Given exercise: Can you output the records below exactly as they are written?

Dataset rows:
────────
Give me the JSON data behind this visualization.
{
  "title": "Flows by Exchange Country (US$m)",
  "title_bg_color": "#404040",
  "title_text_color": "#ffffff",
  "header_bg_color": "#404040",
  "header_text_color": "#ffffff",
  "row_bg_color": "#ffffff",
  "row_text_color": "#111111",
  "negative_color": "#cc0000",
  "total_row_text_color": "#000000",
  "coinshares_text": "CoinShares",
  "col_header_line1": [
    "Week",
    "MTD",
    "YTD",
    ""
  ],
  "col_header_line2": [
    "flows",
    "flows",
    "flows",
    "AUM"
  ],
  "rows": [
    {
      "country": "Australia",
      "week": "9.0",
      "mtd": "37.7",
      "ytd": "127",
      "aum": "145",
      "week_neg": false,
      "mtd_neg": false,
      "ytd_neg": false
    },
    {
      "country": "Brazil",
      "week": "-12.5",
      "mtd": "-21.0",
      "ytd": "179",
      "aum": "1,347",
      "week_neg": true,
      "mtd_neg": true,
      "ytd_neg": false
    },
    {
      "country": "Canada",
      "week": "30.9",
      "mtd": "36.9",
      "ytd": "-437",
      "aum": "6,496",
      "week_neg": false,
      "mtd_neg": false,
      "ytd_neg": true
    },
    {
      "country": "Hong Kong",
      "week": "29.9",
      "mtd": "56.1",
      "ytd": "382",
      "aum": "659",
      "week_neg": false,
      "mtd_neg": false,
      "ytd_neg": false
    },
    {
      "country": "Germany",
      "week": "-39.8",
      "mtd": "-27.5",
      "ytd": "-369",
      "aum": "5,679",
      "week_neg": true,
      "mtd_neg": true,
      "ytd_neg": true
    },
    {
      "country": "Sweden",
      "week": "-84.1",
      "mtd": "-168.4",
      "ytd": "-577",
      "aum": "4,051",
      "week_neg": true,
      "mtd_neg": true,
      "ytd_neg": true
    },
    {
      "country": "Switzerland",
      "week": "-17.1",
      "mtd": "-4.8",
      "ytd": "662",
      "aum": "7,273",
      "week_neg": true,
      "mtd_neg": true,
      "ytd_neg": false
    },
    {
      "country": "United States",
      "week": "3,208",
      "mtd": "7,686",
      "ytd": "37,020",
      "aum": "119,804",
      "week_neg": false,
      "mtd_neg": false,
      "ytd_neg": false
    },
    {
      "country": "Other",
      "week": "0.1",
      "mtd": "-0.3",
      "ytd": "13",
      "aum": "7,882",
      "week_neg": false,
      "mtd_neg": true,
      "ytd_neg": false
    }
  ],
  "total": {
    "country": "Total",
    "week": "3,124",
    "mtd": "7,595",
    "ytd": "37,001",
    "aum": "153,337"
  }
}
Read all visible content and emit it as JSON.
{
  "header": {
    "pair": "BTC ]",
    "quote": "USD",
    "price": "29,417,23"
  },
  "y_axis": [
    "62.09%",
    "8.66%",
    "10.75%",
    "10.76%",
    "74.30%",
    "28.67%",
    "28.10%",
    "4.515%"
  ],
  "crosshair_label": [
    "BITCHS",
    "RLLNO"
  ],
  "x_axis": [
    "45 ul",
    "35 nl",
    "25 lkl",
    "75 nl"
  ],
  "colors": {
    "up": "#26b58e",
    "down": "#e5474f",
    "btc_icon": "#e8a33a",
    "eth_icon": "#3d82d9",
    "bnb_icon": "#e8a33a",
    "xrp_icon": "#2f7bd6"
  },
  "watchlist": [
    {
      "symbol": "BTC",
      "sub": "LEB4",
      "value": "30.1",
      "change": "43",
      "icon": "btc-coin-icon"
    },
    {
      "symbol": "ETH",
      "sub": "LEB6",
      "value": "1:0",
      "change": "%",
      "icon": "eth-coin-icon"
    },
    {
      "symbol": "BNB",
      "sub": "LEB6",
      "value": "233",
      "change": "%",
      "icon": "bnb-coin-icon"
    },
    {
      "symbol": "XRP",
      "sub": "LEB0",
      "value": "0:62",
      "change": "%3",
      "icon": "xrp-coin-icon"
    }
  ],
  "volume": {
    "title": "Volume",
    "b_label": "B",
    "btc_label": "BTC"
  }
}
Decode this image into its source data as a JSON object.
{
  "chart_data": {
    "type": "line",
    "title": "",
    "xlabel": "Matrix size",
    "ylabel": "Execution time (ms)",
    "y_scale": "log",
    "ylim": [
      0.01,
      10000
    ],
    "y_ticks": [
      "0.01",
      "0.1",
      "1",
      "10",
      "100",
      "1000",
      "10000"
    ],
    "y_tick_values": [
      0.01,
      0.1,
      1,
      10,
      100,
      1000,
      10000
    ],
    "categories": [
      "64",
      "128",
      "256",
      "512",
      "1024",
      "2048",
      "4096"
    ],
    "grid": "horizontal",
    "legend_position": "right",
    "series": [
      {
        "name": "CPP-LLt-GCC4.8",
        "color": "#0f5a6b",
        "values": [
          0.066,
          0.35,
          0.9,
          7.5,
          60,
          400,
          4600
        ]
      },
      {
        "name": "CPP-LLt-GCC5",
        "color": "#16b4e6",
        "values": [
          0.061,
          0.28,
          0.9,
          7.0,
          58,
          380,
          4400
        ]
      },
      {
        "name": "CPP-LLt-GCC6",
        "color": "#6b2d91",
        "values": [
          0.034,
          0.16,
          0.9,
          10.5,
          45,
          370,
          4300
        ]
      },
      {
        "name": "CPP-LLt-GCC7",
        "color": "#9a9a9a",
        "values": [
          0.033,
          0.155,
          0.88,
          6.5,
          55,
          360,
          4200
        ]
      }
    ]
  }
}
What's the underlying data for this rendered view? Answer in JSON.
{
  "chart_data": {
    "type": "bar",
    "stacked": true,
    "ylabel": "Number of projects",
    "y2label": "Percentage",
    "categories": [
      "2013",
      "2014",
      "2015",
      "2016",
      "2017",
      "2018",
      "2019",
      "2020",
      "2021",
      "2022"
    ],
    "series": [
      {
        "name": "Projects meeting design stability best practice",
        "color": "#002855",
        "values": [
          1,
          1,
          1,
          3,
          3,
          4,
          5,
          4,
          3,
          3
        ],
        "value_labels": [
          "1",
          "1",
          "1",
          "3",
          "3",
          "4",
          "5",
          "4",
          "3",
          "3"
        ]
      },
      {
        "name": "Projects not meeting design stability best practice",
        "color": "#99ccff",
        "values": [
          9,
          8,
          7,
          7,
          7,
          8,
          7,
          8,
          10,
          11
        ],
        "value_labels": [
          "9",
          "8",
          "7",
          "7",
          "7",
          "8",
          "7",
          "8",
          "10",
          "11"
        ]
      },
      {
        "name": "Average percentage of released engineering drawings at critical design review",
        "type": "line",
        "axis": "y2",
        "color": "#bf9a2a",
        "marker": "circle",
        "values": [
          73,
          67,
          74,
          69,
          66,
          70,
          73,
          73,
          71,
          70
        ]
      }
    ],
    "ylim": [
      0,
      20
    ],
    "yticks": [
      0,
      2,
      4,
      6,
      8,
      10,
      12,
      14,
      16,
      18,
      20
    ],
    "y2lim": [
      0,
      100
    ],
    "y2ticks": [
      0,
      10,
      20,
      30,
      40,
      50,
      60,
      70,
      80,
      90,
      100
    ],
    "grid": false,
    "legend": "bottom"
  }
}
────────
Finished answer:
Give me the JSON data behind this visualization.
{
  "title": "Flows by Exchange Country (US$m)",
  "title_bg_color": "#404040",
  "title_text_color": "#ffffff",
  "header_bg_color": "#404040",
  "header_text_color": "#ffffff",
  "row_bg_color": "#ffffff",
  "row_text_color": "#111111",
  "negative_color": "#cc0000",
  "total_row_text_color": "#000000",
  "coinshares_text": "CoinShares",
  "col_header_line1": [
    "Week",
    "MTD",
    "YTD",
    ""
  ],
  "col_header_line2": [
    "flows",
    "flows",
    "flows",
    "AUM"
  ],
  "rows": [
    {
      "country": "Australia",
      "week": "9.0",
      "mtd": "37.7",
      "ytd": "127",
      "aum": "145",
      "week_neg": false,
      "mtd_neg": false,
      "ytd_neg": false
    },
    {
      "country": "Brazil",
      "week": "-12.5",
      "mtd": "-21.0",
      "ytd": "179",
      "aum": "1,347",
      "week_neg": true,
      "mtd_neg": true,
      "ytd_neg": false
    },
    {
      "country": "Canada",
      "week": "30.9",
      "mtd": "36.9",
      "ytd": "-437",
      "aum": "6,496",
      "week_neg": false,
      "mtd_neg": false,
      "ytd_neg": true
    },
    {
      "country": "Hong Kong",
      "week": "29.9",
      "mtd": "56.1",
      "ytd": "382",
      "aum": "659",
      "week_neg": false,
      "mtd_neg": false,
      "ytd_neg": false
    },
    {
      "country": "Germany",
      "week": "-39.8",
      "mtd": "-27.5",
      "ytd": "-369",
      "aum": "5,679",
      "week_neg": true,
      "mtd_neg": true,
      "ytd_neg": true
    },
    {
      "country": "Sweden",
      "week": "-84.1",
      "mtd": "-168.4",
      "ytd": "-577",
      "aum": "4,051",
      "week_neg": true,
      "mtd_neg": true,
      "ytd_neg": true
    },
    {
      "country": "Switzerland",
      "week": "-17.1",
      "mtd": "-4.8",
      "ytd": "662",
      "aum": "7,273",
      "week_neg": true,
      "mtd_neg": true,
      "ytd_neg": false
    },
    {
      "country": "United States",
      "week": "3,208",
      "mtd": "7,686",
      "ytd": "37,020",
      "aum": "119,804",
      "week_neg": false,
      "mtd_neg": false,
      "ytd_neg": false
    },
    {
      "country": "Other",
      "week": "0.1",
      "mtd": "-0.3",
      "ytd": "13",
      "aum": "7,882",
      "week_neg": false,
      "mtd_neg": true,
      "ytd_neg": false
    }
  ],
  "total": {
    "country": "Total",
    "week": "3,124",
    "mtd": "7,595",
    "ytd": "37,001",
    "aum": "153,337"
  }
}
Read all visible content and emit it as JSON.
{
  "header": {
    "pair": "BTC ]",
    "quote": "USD",
    "price": "29,417,23"
  },
  "y_axis": [
    "62.09%",
    "8.66%",
    "10.75%",
    "10.76%",
    "74.30%",
    "28.67%",
    "28.10%",
    "4.515%"
  ],
  "crosshair_label": [
    "BITCHS",
    "RLLNO"
  ],
  "x_axis": [
    "45 ul",
    "35 nl",
    "25 lkl",
    "75 nl"
  ],
  "colors": {
    "up": "#26b58e",
    "down": "#e5474f",
    "btc_icon": "#e8a33a",
    "eth_icon": "#3d82d9",
    "bnb_icon": "#e8a33a",
    "xrp_icon": "#2f7bd6"
  },
  "watchlist": [
    {
      "symbol": "BTC",
      "sub": "LEB4",
      "value": "30.1",
      "change": "43",
      "icon": "btc-coin-icon"
    },
    {
      "symbol": "ETH",
      "sub": "LEB6",
      "value": "1:0",
      "change": "%",
      "icon": "eth-coin-icon"
    },
    {
      "symbol": "BNB",
      "sub": "LEB6",
      "value": "233",
      "change": "%",
      "icon": "bnb-coin-icon"
    },
    {
      "symbol": "XRP",
      "sub": "LEB0",
      "value": "0:62",
      "change": "%3",
      "icon": "xrp-coin-icon"
    }
  ],
  "volume": {
    "title": "Volume",
    "b_label": "B",
    "btc_label": "BTC"
  }
}
Decode this image into its source data as a JSON object.
{
  "chart_data": {
    "type": "line",
    "title": "",
    "xlabel": "Matrix size",
    "ylabel": "Execution time (ms)",
    "y_scale": "log",
    "ylim": [
      0.01,
      10000
    ],
    "y_ticks": [
      "0.01",
      "0.1",
      "1",
      "10",
      "100",
      "1000",
      "10000"
    ],
    "y_tick_values": [
      0.01,
      0.1,
      1,
      10,
      100,
      1000,
      10000
    ],
    "categories": [
      "64",
      "128",
      "256",
      "512",
      "1024",
      "2048",
      "4096"
    ],
    "grid": "horizontal",
    "legend_position": "right",
    "series": [
      {
        "name": "CPP-LLt-GCC4.8",
        "color": "#0f5a6b",
        "values": [
          0.066,
          0.35,
          0.9,
          7.5,
          60,
          400,
          4600
        ]
      },
      {
        "name": "CPP-LLt-GCC5",
        "color": "#16b4e6",
        "values": [
          0.061,
          0.28,
          0.9,
          7.0,
          58,
          380,
          4400
        ]
      },
      {
        "name": "CPP-LLt-GCC6",
        "color": "#6b2d91",
        "values": [
          0.034,
          0.16,
          0.9,
          10.5,
          45,
          370,
          4300
        ]
      },
      {
        "name": "CPP-LLt-GCC7",
        "color": "#9a9a9a",
        "values": [
          0.033,
          0.155,
          0.88,
          6.5,
          55,
          360,
          4200
        ]
      }
    ]
  }
}
What's the underlying data for this rendered view? Answer in JSON.
{
  "chart_data": {
    "type": "bar",
    "stacked": true,
    "ylabel": "Number of projects",
    "y2label": "Percentage",
    "categories": [
      "2013",
      "2014",
      "2015",
      "2016",
      "2017",
      "2018",
      "2019",
      "2020",
      "2021",
      "2022"
    ],
    "series": [
      {
        "name": "Projects meeting design stability best practice",
        "color": "#002855",
        "values": [
          1,
          1,
          1,
          3,
          3,
          4,
          5,
          4,
          3,
          3
        ],
        "value_labels": [
          "1",
          "1",
          "1",
          "3",
          "3",
          "4",
          "5",
          "4",
          "3",
          "3"
        ]
      },
      {
        "name": "Projects not meeting design stability best practice",
        "color": "#99ccff",
        "values": [
          9,
          8,
          7,
          7,
          7,
          8,
          7,
          8,
          10,
          11
        ],
        "value_labels": [
          "9",
          "8",
          "7",
          "7",
          "7",
          "8",
          "7",
          "8",
          "10",
          "11"
        ]
      },
      {
        "name": "Average percentage of released engineering drawings at critical design review",
        "type": "line",
        "axis": "y2",
        "color": "#bf9a2a",
        "marker": "circle",
        "values": [
          73,
          67,
          74,
          69,
          66,
          70,
          73,
          73,
          71,
          70
        ]
      }
    ],
    "ylim": [
      0,
      20
    ],
    "yticks": [
      0,
      2,
      4,
      6,
      8,
      10,
      12,
      14,
      16,
      18,
      20
    ],
    "y2lim": [
      0,
      100
    ],
    "y2ticks": [
      0,
      10,
      20,
      30,
      40,
      50,
      60,
      70,
      80,
      90,
      100
    ],
    "grid": false,
    "legend": "bottom"
  }
}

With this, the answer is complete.